WORK TO COMPLETE. Check every line below for the string "image", and copy the lines that contain it.

--- Start TASK INPUT ---

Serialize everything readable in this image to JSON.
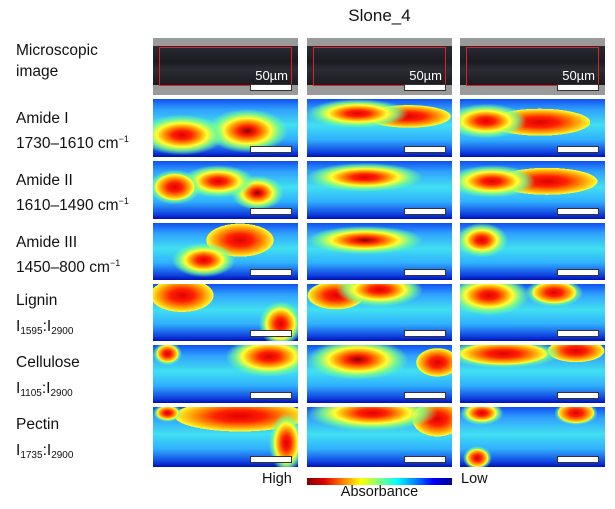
{
  "title": "Slone_4",
  "rows": [
    {
      "line1": "Microscopic",
      "line2": "image"
    },
    {
      "line1": "Amide I",
      "line2": "1730–1610 cm",
      "sup": "−1"
    },
    {
      "line1": "Amide II",
      "line2": "1610–1490 cm",
      "sup": "−1"
    },
    {
      "line1": "Amide III",
      "line2": "1450–800 cm",
      "sup": "−1"
    },
    {
      "line1": "Lignin",
      "a": "I",
      "asub": "1595",
      "b": ":I",
      "bsub": "2900"
    },
    {
      "line1": "Cellulose",
      "a": "I",
      "asub": "1105",
      "b": ":I",
      "bsub": "2900"
    },
    {
      "line1": "Pectin",
      "a": "I",
      "asub": "1735",
      "b": ":I",
      "bsub": "2900"
    }
  ],
  "scale_bar_label": "50µm",
  "colorbar": {
    "high": "High",
    "low": "Low",
    "label": "Absorbance",
    "colors": [
      "#800000",
      "#ff0000",
      "#ffff00",
      "#00ffff",
      "#0000ff",
      "#00008f"
    ]
  }
}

--- End TASK INPUT ---

EXPECTED ANSWER.
Serialize everything readable in this image to JSON.
      "line2": "image"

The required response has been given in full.